Saved data entries
┌──
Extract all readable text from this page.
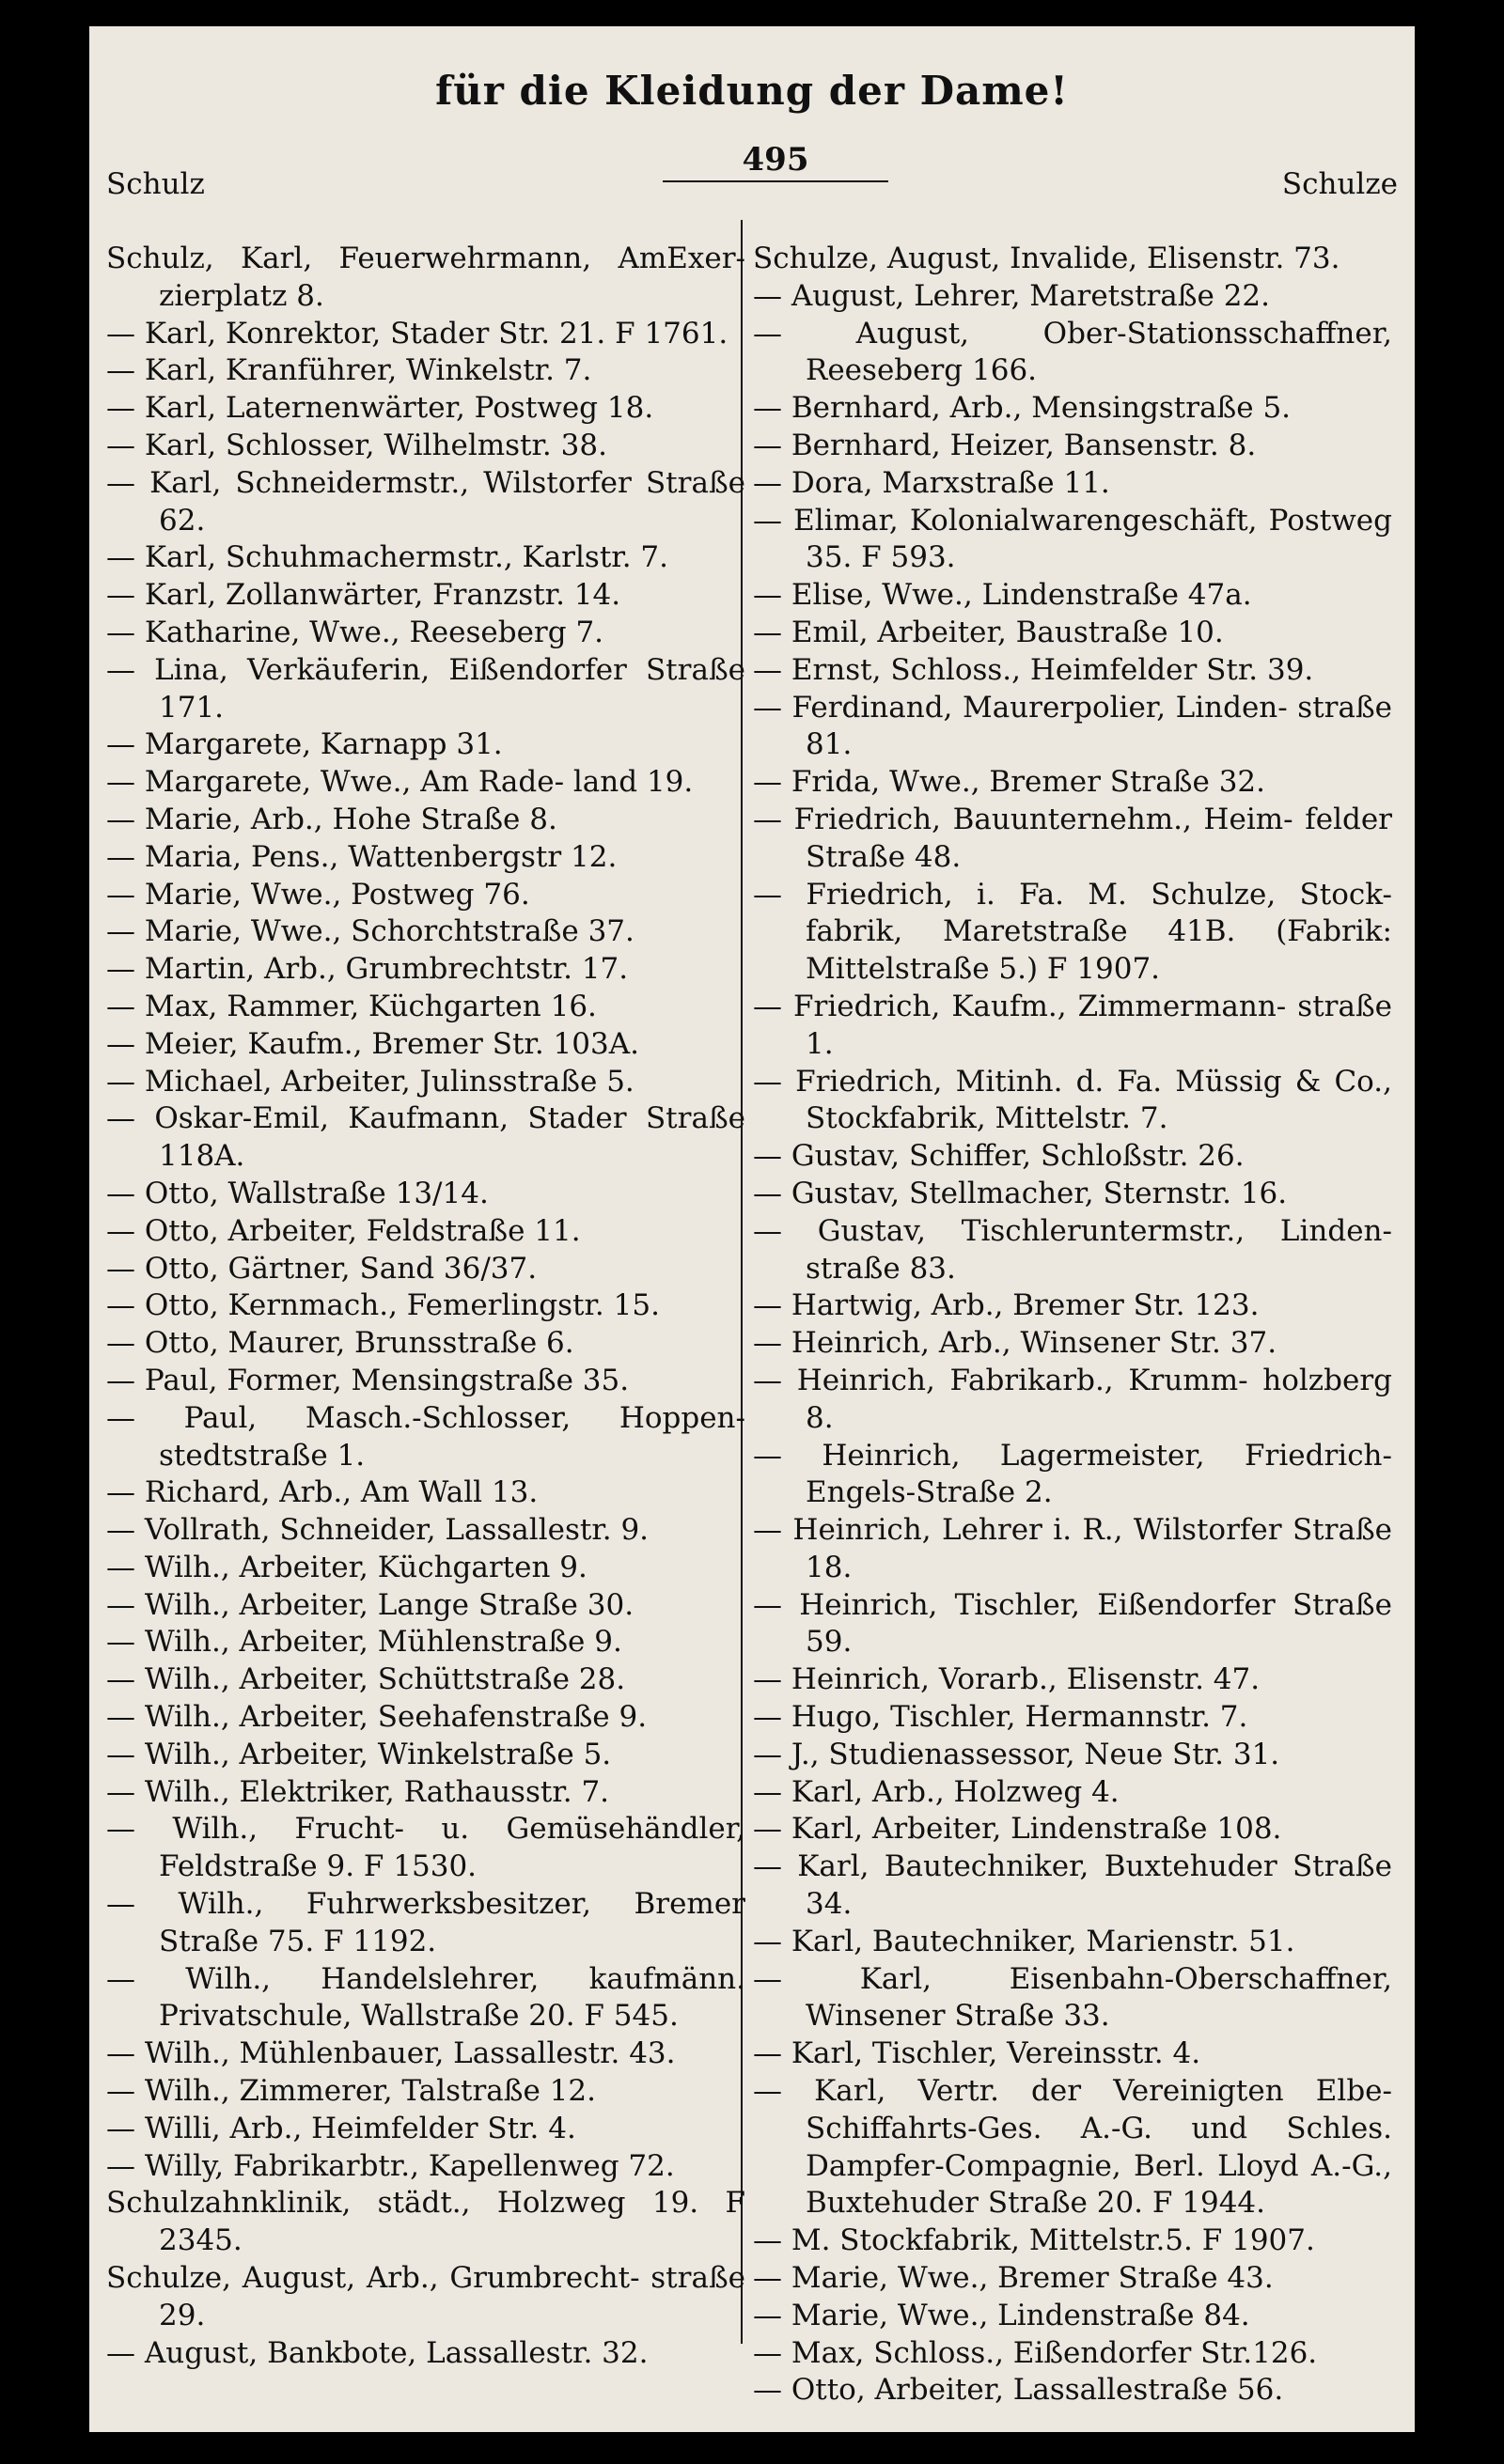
für die Kleidung der Dame!
Schulz
495
Schulze

Schulz, Karl, Feuerwehrmann, AmExer- zierplatz 8.

— Karl, Konrektor, Stader Str. 21. F 1761.

— Karl, Kranführer, Winkelstr. 7.

— Karl, Laternenwärter, Postweg 18.

— Karl, Schlosser, Wilhelmstr. 38.

— Karl, Schneidermstr., Wilstorfer Straße 62.

— Karl, Schuhmachermstr., Karlstr. 7.

— Karl, Zollanwärter, Franzstr. 14.

— Katharine, Wwe., Reeseberg 7.

— Lina, Verkäuferin, Eißendorfer Straße 171.

— Margarete, Karnapp 31.

— Margarete, Wwe., Am Rade- land 19.

— Marie, Arb., Hohe Straße 8.

— Maria, Pens., Wattenbergstr 12.

— Marie, Wwe., Postweg 76.

— Marie, Wwe., Schorchtstraße 37.

— Martin, Arb., Grumbrechtstr. 17.

— Max, Rammer, Küchgarten 16.

— Meier, Kaufm., Bremer Str. 103A.

— Michael, Arbeiter, Julinsstraße 5.

— Oskar-Emil, Kaufmann, Stader Straße 118A.

— Otto, Wallstraße 13/14.

— Otto, Arbeiter, Feldstraße 11.

— Otto, Gärtner, Sand 36/37.

— Otto, Kernmach., Femerlingstr. 15.

— Otto, Maurer, Brunsstraße 6.

— Paul, Former, Mensingstraße 35.

— Paul, Masch.-Schlosser, Hoppen- stedtstraße 1.

— Richard, Arb., Am Wall 13.

— Vollrath, Schneider, Lassallestr. 9.

— Wilh., Arbeiter, Küchgarten 9.

— Wilh., Arbeiter, Lange Straße 30.

— Wilh., Arbeiter, Mühlenstraße 9.

— Wilh., Arbeiter, Schüttstraße 28.

— Wilh., Arbeiter, Seehafenstraße 9.

— Wilh., Arbeiter, Winkelstraße 5.

— Wilh., Elektriker, Rathausstr. 7.

— Wilh., Frucht- u. Gemüsehändler, Feldstraße 9. F 1530.

— Wilh., Fuhrwerksbesitzer, Bremer Straße 75. F 1192.

— Wilh., Handelslehrer, kaufmänn. Privatschule, Wallstraße 20. F 545.

— Wilh., Mühlenbauer, Lassallestr. 43.

— Wilh., Zimmerer, Talstraße 12.

— Willi, Arb., Heimfelder Str. 4.

— Willy, Fabrikarbtr., Kapellenweg 72.

Schulzahnklinik, städt., Holzweg 19. F 2345.

Schulze, August, Arb., Grumbrecht- straße 29.

— August, Bankbote, Lassallestr. 32.

Schulze, August, Invalide, Elisenstr. 73.

— August, Lehrer, Maretstraße 22.

— August, Ober-Stationsschaffner, Reeseberg 166.

— Bernhard, Arb., Mensingstraße 5.

— Bernhard, Heizer, Bansenstr. 8.

— Dora, Marxstraße 11.

— Elimar, Kolonialwarengeschäft, Postweg 35. F 593.

— Elise, Wwe., Lindenstraße 47a.

— Emil, Arbeiter, Baustraße 10.

— Ernst, Schloss., Heimfelder Str. 39.

— Ferdinand, Maurerpolier, Linden- straße 81.

— Frida, Wwe., Bremer Straße 32.

— Friedrich, Bauunternehm., Heim- felder Straße 48.

— Friedrich, i. Fa. M. Schulze, Stock- fabrik, Maretstraße 41B. (Fabrik: Mittelstraße 5.) F 1907.

— Friedrich, Kaufm., Zimmermann- straße 1.

— Friedrich, Mitinh. d. Fa. Müssig & Co., Stockfabrik, Mittelstr. 7.

— Gustav, Schiffer, Schloßstr. 26.

— Gustav, Stellmacher, Sternstr. 16.

— Gustav, Tischleruntermstr., Linden- straße 83.

— Hartwig, Arb., Bremer Str. 123.

— Heinrich, Arb., Winsener Str. 37.

— Heinrich, Fabrikarb., Krumm- holzberg 8.

— Heinrich, Lagermeister, Friedrich- Engels-Straße 2.

— Heinrich, Lehrer i. R., Wilstorfer Straße 18.

— Heinrich, Tischler, Eißendorfer Straße 59.

— Heinrich, Vorarb., Elisenstr. 47.

— Hugo, Tischler, Hermannstr. 7.

— J., Studienassessor, Neue Str. 31.

— Karl, Arb., Holzweg 4.

— Karl, Arbeiter, Lindenstraße 108.

— Karl, Bautechniker, Buxtehuder Straße 34.

— Karl, Bautechniker, Marienstr. 51.

— Karl, Eisenbahn-Oberschaffner, Winsener Straße 33.

— Karl, Tischler, Vereinsstr. 4.

— Karl, Vertr. der Vereinigten Elbe- Schiffahrts-Ges. A.-G. und Schles. Dampfer-Compagnie, Berl. Lloyd A.-G., Buxtehuder Straße 20. F 1944.

— M. Stockfabrik, Mittelstr.5. F 1907.

— Marie, Wwe., Bremer Straße 43.

— Marie, Wwe., Lindenstraße 84.

— Max, Schloss., Eißendorfer Str.126.

— Otto, Arbeiter, Lassallestraße 56.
└──
**JOB:** Scan the lines above for "Reeseberg", then copy every one that has it.

**ANSWER TO THIS PROBLEM:**
— Katharine, Wwe., Reeseberg 7.
— August, Ober-Stationsschaffner, Reeseberg 166.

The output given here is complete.